Collected data:
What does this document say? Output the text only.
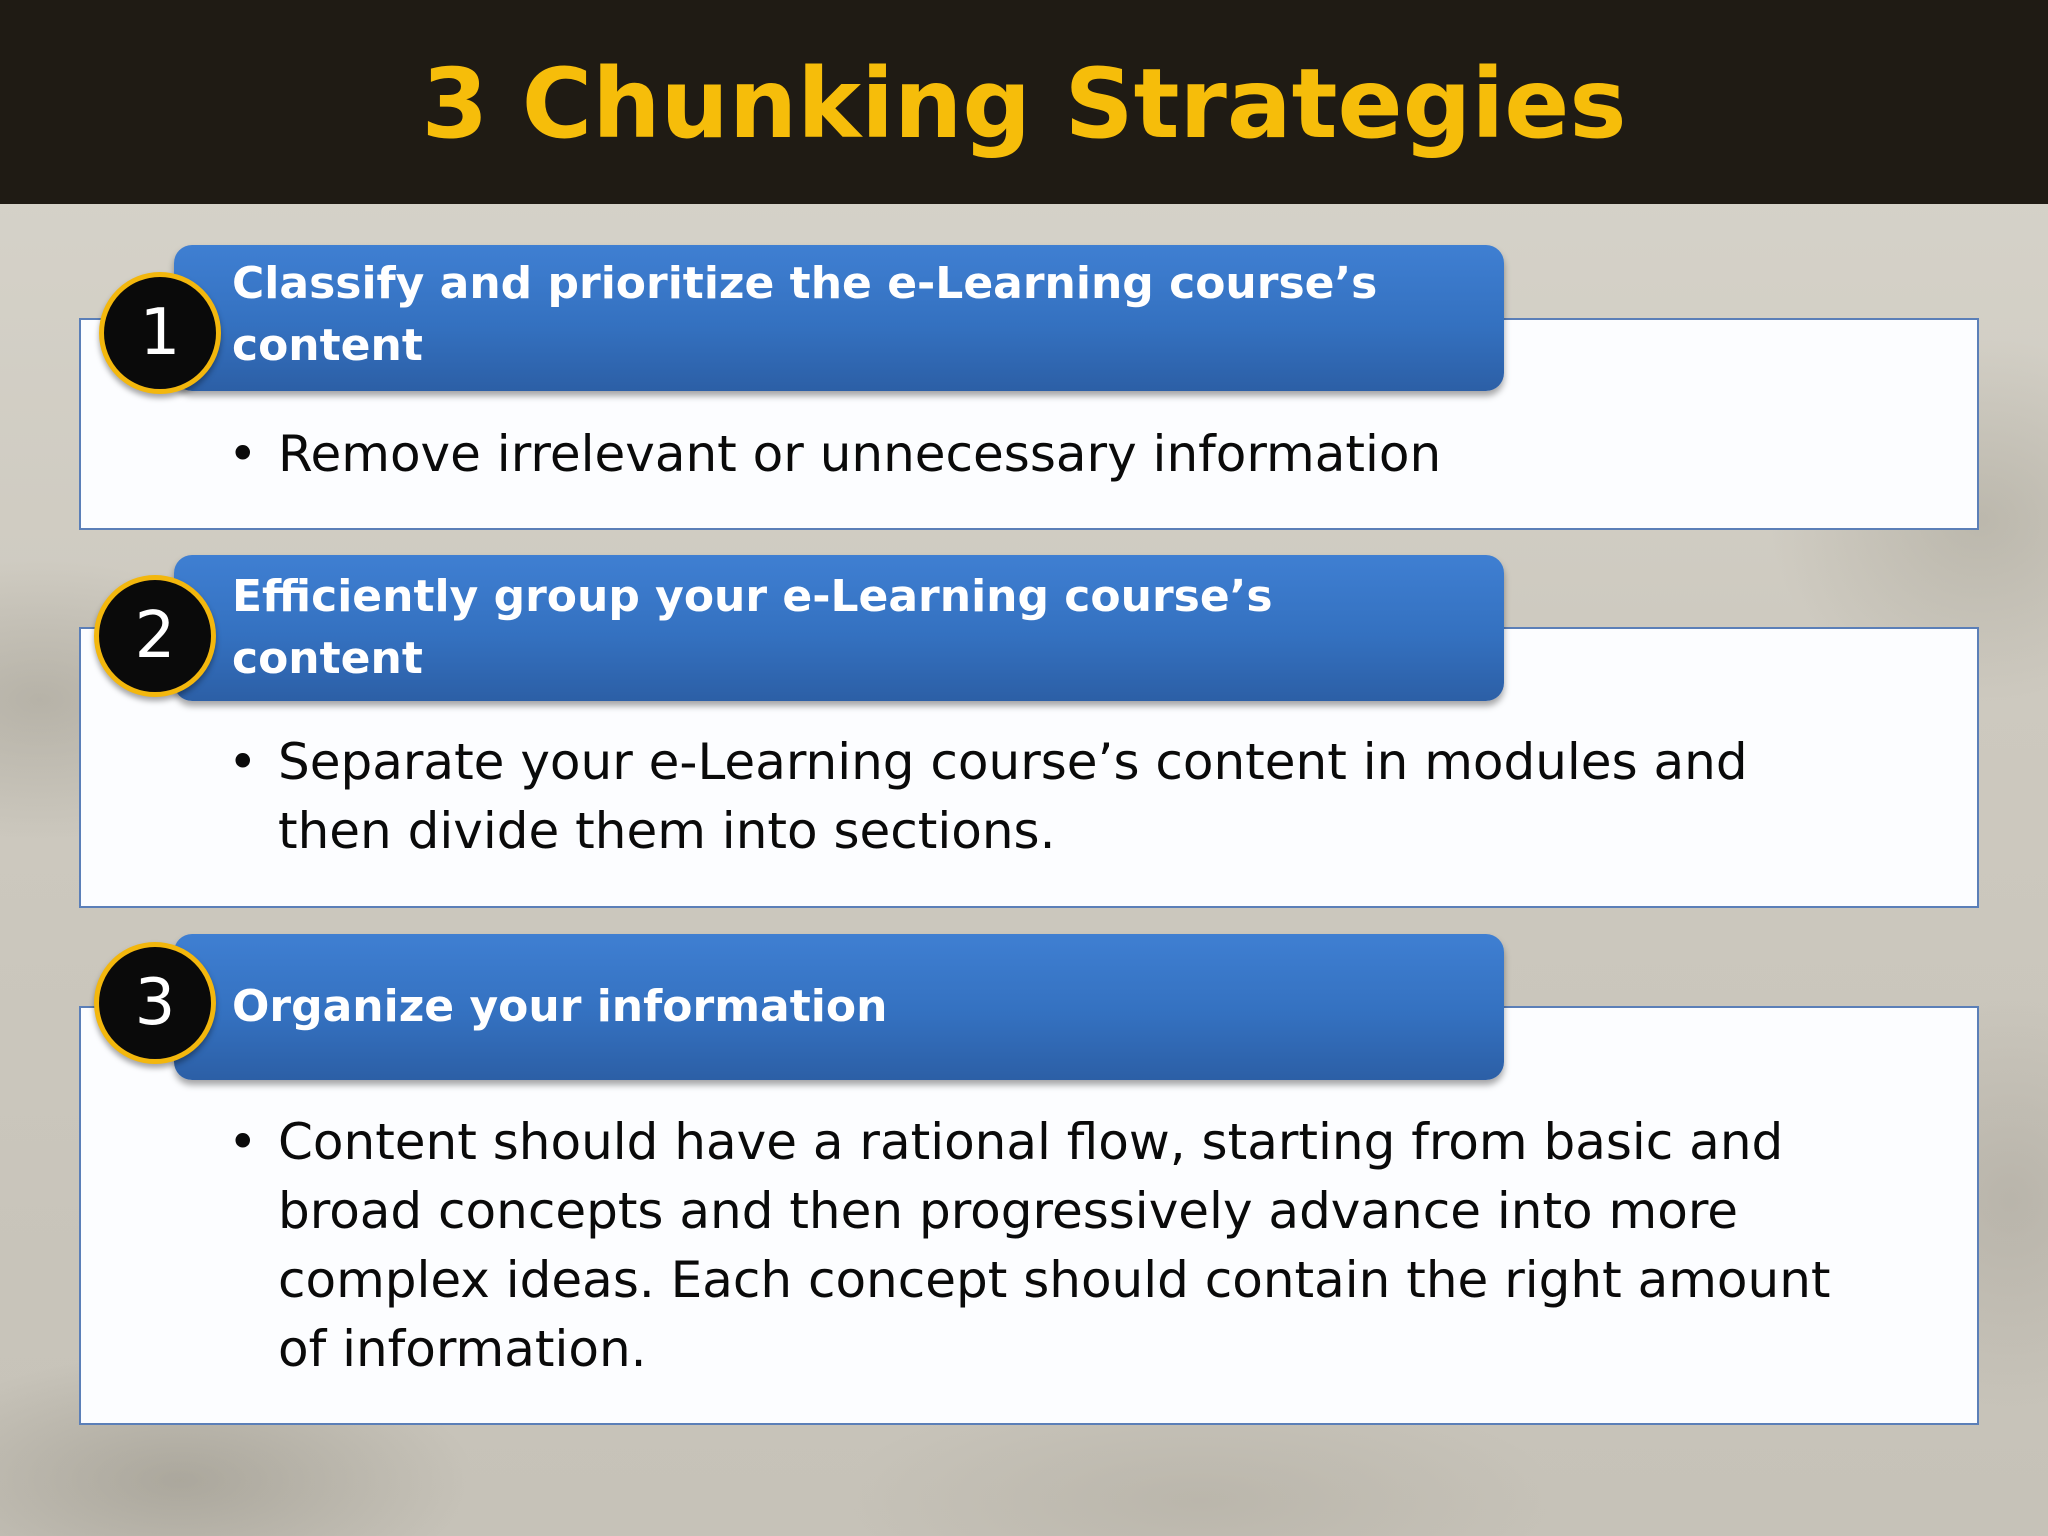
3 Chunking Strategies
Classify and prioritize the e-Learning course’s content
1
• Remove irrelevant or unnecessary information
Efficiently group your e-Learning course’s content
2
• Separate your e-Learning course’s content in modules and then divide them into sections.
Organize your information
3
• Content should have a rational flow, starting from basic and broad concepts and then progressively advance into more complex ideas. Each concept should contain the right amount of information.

--- SET EXERCISE ---
Every entry above is to be set down exactly; the pictures are to be left out.

--- RESULT BELOW ---
What does this document say? Output the text only.
3 Chunking Strategies
Classify and prioritize the e-Learning course’s content
1
• Remove irrelevant or unnecessary information
Efficiently group your e-Learning course’s content
2
• Separate your e-Learning course’s content in modules and then divide them into sections.
Organize your information
3
• Content should have a rational flow, starting from basic and broad concepts and then progressively advance into more complex ideas. Each concept should contain the right amount of information.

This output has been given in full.